EXERCISE » Look through the listing for the word "JSON". Copy each line that has it.

# Start of DATASET RECORDS

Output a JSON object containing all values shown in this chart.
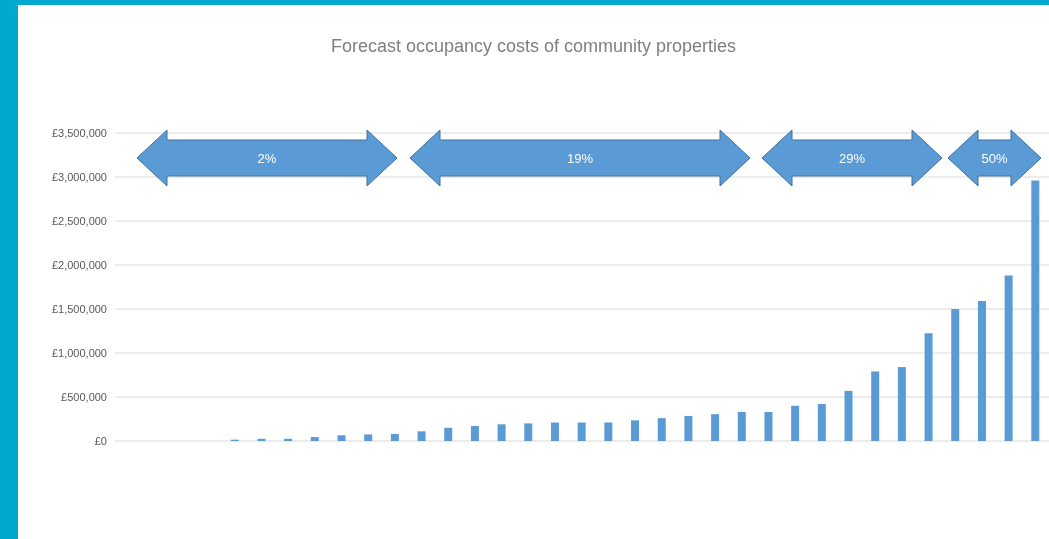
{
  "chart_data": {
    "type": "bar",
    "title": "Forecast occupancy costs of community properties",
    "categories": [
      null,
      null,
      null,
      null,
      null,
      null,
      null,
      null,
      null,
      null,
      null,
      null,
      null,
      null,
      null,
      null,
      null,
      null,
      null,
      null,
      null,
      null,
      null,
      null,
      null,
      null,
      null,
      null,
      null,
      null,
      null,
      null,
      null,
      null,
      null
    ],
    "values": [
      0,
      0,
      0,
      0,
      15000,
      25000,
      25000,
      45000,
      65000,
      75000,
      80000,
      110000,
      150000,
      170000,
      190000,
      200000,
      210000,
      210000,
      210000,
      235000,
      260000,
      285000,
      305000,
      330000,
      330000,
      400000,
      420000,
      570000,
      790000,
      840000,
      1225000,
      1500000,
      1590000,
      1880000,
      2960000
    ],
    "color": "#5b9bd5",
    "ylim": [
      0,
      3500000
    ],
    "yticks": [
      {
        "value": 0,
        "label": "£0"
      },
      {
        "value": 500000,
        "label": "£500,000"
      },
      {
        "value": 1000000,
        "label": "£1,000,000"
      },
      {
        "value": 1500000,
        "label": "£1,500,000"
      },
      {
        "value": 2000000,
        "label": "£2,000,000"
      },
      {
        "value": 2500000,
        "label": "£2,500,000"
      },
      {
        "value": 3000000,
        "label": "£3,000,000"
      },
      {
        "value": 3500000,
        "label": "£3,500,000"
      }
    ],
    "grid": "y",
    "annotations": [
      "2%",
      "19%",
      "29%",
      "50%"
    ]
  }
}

# End of DATASET RECORDS
# Start of DATASET RECORDS

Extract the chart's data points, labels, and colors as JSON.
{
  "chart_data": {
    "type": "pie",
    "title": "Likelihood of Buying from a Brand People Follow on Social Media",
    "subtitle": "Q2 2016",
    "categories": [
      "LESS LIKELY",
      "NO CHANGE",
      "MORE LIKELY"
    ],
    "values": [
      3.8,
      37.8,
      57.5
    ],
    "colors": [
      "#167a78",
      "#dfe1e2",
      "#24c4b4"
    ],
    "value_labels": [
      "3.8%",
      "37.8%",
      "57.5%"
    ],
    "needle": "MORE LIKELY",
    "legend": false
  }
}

# End of DATASET RECORDS
# Start of DATASET RECORDS

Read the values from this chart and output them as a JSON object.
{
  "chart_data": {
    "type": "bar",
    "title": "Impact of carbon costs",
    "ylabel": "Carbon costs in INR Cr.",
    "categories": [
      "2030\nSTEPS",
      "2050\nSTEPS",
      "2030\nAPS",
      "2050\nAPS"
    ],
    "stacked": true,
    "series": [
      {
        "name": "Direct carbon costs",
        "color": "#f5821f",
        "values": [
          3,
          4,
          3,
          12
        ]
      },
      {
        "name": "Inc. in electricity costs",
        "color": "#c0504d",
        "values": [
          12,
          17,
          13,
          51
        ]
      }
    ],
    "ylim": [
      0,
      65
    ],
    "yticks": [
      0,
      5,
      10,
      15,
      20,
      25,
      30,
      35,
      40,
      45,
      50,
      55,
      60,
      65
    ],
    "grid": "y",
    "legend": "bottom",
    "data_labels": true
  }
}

# End of DATASET RECORDS

WORKED SOLUTION »
Output a JSON object containing all values shown in this chart.
Extract the chart's data points, labels, and colors as JSON.
Read the values from this chart and output them as a JSON object.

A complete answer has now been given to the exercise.